▶ _Dataset entries_
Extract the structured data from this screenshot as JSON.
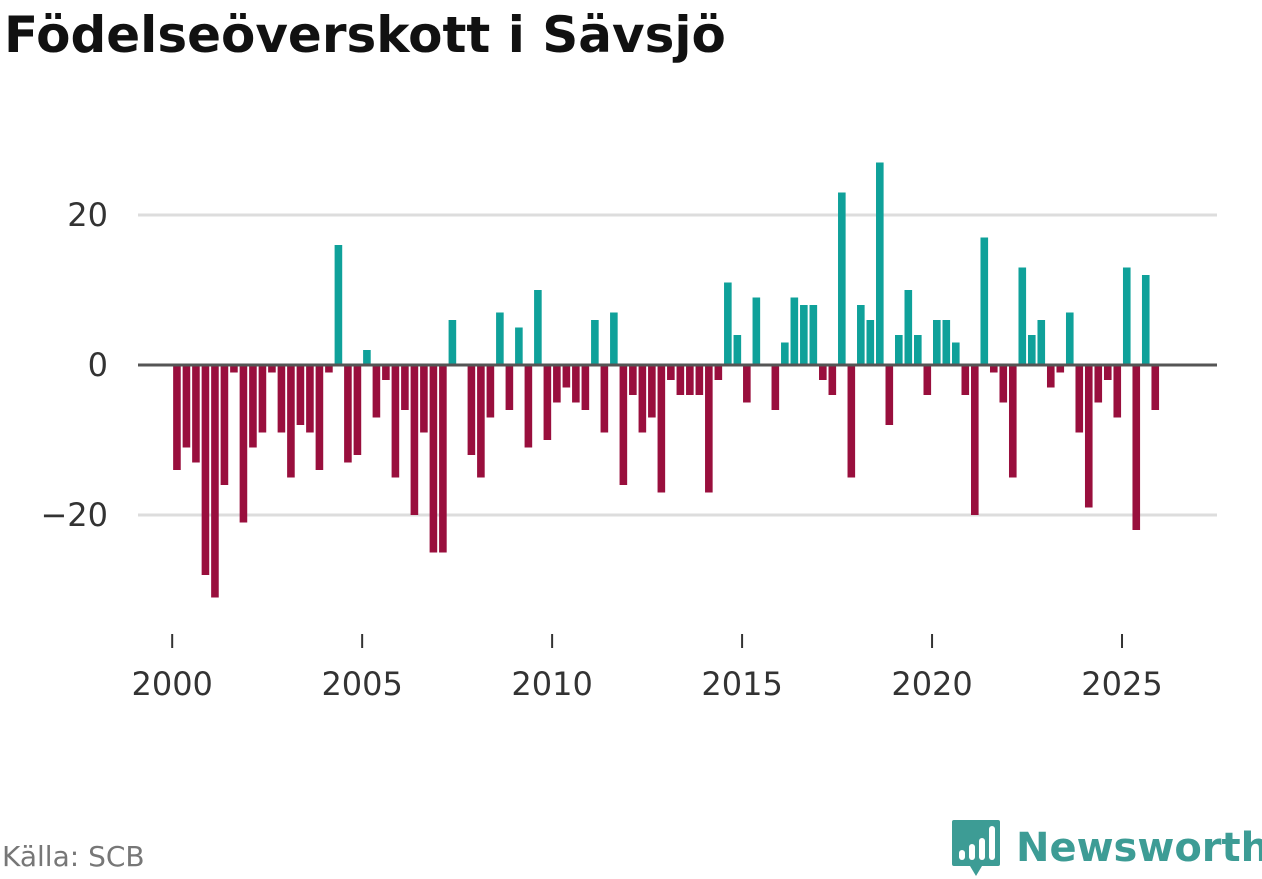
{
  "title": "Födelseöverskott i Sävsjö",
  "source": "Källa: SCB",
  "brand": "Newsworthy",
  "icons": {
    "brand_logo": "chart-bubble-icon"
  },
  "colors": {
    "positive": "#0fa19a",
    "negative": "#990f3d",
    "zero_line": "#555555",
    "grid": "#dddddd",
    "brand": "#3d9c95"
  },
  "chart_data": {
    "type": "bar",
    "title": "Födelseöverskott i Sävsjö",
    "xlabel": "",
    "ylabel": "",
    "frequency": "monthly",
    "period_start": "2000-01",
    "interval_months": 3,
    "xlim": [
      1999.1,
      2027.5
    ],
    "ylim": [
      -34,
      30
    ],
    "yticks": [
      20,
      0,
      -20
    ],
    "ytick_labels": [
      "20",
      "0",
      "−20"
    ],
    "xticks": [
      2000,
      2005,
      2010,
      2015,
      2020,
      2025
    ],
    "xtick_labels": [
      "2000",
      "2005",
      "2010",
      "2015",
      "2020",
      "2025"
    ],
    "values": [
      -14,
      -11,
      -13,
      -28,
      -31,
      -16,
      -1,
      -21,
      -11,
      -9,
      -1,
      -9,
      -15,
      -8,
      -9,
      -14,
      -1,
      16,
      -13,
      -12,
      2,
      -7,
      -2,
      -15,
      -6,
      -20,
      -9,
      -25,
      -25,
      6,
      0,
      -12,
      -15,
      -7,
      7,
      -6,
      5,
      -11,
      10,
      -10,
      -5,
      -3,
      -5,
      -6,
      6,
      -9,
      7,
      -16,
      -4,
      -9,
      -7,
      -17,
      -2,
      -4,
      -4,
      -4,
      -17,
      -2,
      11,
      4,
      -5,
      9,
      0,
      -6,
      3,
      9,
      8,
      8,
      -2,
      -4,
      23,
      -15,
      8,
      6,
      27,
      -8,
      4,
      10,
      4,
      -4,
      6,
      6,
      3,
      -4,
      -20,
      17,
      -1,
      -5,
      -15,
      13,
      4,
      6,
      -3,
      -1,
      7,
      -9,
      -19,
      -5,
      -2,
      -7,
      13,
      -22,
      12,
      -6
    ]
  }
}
--
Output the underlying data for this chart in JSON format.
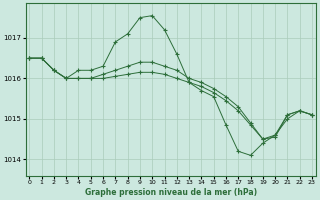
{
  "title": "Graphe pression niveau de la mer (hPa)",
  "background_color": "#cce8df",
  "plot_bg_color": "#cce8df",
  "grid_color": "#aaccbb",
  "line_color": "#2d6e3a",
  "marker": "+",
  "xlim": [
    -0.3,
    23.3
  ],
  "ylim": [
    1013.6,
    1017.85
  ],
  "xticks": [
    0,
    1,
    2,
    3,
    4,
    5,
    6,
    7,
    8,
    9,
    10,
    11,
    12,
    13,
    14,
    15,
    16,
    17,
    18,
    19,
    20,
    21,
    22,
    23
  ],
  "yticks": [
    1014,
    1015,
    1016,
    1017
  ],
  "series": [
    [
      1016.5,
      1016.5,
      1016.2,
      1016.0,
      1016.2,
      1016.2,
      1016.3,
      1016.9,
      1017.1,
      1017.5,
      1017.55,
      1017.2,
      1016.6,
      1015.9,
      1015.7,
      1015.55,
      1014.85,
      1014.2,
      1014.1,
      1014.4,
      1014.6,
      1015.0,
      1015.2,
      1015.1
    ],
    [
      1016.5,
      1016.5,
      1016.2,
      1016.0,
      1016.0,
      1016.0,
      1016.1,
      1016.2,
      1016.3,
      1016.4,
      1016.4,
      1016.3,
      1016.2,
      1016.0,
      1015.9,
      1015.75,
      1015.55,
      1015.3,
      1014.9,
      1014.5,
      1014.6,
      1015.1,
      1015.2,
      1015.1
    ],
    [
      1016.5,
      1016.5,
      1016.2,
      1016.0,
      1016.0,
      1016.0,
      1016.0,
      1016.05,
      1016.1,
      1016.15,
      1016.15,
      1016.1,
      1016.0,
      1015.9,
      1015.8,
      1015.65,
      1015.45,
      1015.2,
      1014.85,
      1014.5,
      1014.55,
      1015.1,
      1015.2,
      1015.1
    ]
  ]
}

▶ _Short problem_
Take every line from the data that contains the word "Sävsjö".

▶ _Output of the exercise_
  "title": "Födelseöverskott i Sävsjö",
    "title": "Födelseöverskott i Sävsjö",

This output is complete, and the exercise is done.